What you are asked to do:
Gather all lines in the entries below that include the word "into".

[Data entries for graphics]
● ● ● ● ● ● ●
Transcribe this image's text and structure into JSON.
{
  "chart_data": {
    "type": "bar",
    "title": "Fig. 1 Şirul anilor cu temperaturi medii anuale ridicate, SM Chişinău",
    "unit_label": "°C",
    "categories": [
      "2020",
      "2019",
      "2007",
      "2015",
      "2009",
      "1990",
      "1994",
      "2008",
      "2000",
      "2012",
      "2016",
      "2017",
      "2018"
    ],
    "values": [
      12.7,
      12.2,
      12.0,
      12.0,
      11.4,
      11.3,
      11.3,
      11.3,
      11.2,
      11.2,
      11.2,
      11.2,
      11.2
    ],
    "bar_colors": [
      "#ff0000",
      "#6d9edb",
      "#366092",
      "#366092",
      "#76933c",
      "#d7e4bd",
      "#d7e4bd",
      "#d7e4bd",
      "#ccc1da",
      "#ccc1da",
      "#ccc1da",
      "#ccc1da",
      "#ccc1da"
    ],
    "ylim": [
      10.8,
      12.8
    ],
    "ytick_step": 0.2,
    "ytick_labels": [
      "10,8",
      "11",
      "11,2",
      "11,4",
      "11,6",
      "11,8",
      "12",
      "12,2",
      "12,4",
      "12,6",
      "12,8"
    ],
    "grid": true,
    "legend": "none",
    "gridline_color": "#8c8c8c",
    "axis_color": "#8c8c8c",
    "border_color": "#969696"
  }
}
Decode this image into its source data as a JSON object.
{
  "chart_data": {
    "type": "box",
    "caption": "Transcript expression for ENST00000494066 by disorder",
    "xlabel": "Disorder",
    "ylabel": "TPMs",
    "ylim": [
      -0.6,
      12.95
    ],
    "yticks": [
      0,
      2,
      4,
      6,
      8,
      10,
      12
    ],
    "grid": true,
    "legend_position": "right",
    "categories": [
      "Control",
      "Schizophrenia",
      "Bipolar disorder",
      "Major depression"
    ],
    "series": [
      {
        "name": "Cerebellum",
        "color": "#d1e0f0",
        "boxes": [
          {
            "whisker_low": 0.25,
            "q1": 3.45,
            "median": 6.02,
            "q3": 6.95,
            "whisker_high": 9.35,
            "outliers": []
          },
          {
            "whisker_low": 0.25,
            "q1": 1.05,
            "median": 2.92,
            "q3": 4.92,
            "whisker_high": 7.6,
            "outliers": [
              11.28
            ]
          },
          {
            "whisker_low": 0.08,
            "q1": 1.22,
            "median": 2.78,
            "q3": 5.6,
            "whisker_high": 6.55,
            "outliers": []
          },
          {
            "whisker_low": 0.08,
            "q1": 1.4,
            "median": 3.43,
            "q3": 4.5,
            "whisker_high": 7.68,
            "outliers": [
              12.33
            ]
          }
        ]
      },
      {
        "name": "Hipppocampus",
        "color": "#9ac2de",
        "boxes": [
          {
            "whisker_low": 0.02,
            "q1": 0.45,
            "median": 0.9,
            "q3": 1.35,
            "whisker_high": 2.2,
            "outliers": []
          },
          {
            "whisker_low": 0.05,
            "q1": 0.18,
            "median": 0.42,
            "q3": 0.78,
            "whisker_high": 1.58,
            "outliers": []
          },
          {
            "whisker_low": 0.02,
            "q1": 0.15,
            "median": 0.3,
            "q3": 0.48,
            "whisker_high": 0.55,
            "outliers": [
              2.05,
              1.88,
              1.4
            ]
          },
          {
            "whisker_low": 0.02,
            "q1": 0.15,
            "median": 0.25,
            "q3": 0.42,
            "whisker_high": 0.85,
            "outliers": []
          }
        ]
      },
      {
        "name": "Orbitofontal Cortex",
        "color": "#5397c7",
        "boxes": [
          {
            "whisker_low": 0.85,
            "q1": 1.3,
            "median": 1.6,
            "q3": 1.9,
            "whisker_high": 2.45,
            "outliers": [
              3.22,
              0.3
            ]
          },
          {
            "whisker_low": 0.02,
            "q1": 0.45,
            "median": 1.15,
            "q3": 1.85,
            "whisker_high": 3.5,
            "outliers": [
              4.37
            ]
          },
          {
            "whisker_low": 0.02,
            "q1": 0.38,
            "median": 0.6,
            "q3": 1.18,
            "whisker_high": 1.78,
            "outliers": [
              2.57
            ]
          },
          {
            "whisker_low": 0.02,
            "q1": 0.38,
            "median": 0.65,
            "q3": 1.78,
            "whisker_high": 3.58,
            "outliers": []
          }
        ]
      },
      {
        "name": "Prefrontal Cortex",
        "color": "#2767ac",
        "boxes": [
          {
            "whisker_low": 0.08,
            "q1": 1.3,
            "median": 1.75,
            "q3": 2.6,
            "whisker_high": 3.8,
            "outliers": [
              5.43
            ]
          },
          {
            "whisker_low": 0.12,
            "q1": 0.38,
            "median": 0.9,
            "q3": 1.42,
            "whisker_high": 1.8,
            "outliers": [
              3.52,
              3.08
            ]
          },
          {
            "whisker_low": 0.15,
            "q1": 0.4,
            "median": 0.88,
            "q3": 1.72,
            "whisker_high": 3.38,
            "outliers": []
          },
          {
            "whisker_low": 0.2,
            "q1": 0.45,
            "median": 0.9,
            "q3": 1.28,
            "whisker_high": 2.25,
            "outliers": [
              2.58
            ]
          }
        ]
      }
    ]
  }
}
● ● ● ● ● ● ●
Task solution:
Transcribe this image's text and structure into JSON.
Decode this image into its source data as a JSON object.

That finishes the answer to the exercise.